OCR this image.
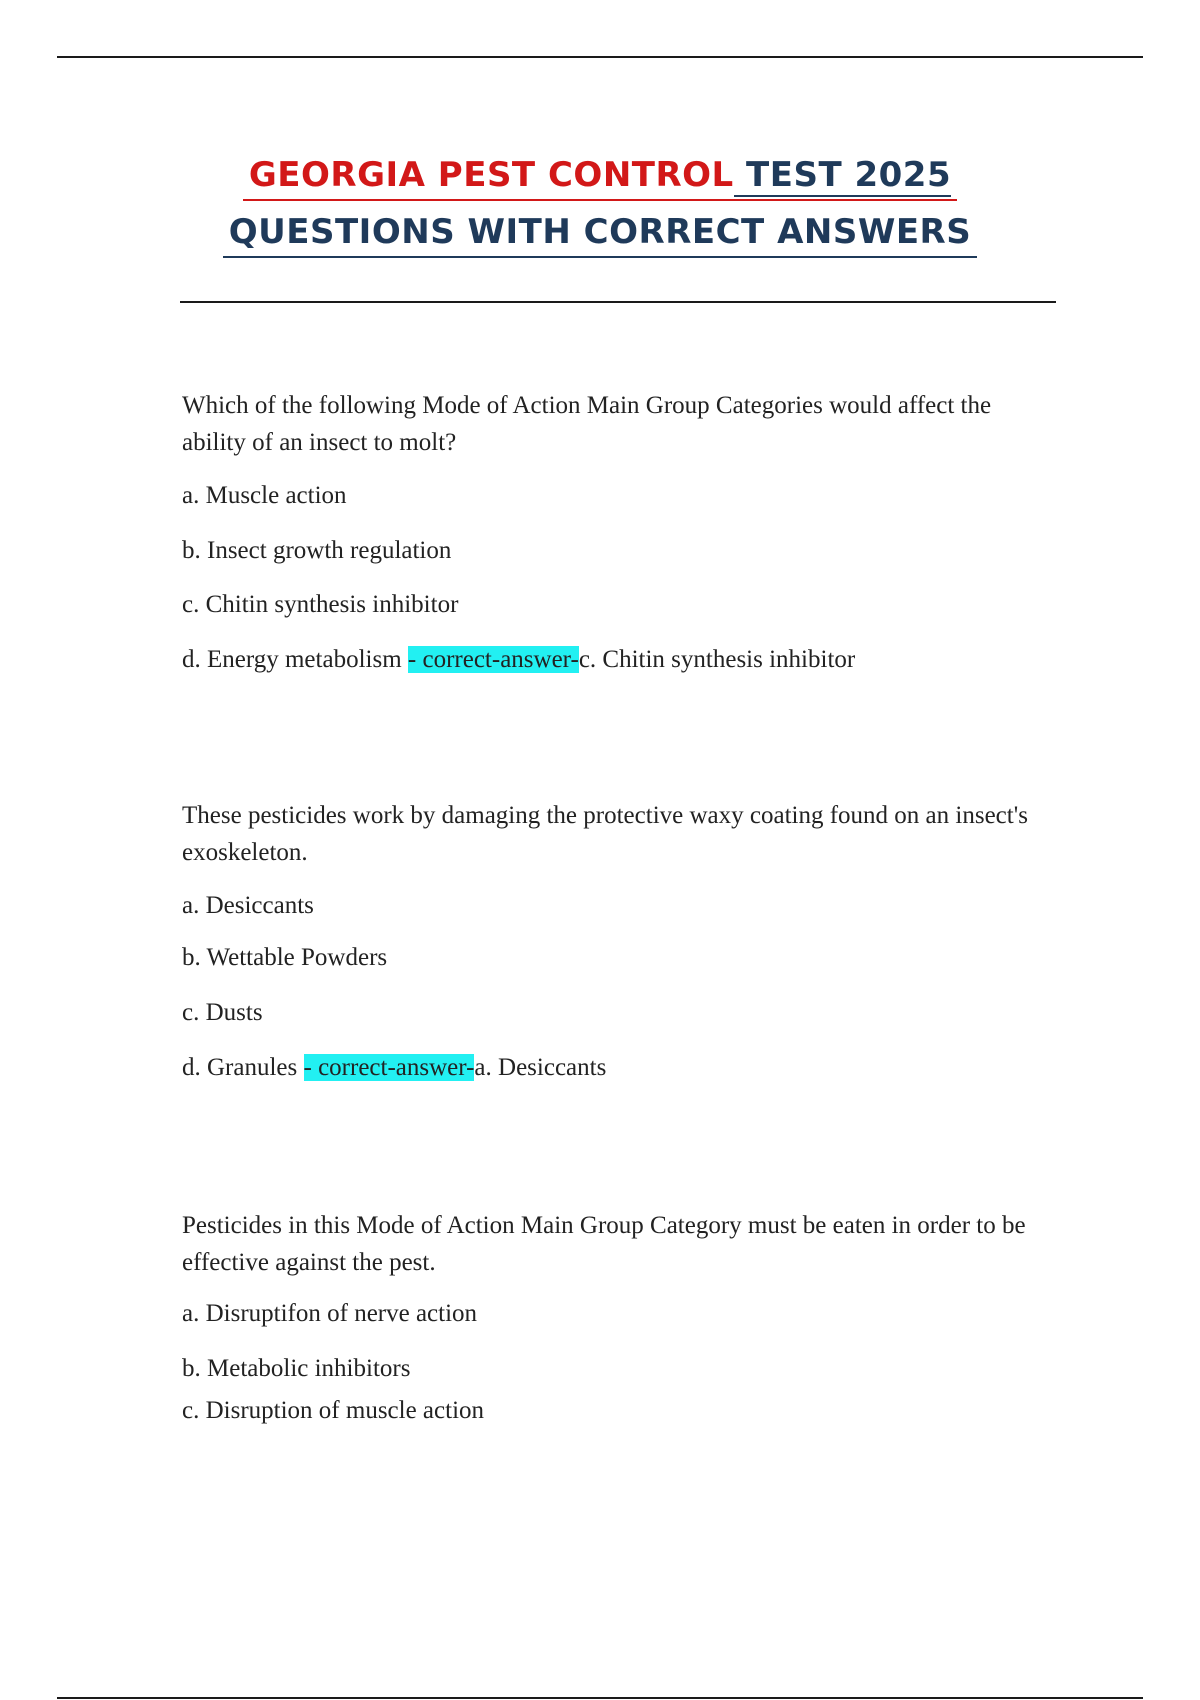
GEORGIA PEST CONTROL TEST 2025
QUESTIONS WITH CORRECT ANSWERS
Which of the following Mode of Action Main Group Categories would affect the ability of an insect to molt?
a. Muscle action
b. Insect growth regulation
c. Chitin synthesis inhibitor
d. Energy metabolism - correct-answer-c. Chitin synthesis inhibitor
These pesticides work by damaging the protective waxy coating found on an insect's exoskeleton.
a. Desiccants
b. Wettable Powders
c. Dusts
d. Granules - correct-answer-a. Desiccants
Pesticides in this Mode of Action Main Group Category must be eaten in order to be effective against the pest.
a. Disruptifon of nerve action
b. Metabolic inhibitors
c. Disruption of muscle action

--

Write out the full set of lines verbatim, without the pictures.

OCR this image.
GEORGIA PEST CONTROL TEST 2025
QUESTIONS WITH CORRECT ANSWERS
Which of the following Mode of Action Main Group Categories would affect the ability of an insect to molt?
a. Muscle action
b. Insect growth regulation
c. Chitin synthesis inhibitor
d. Energy metabolism - correct-answer-c. Chitin synthesis inhibitor
These pesticides work by damaging the protective waxy coating found on an insect's exoskeleton.
a. Desiccants
b. Wettable Powders
c. Dusts
d. Granules - correct-answer-a. Desiccants
Pesticides in this Mode of Action Main Group Category must be eaten in order to be effective against the pest.
a. Disruptifon of nerve action
b. Metabolic inhibitors
c. Disruption of muscle action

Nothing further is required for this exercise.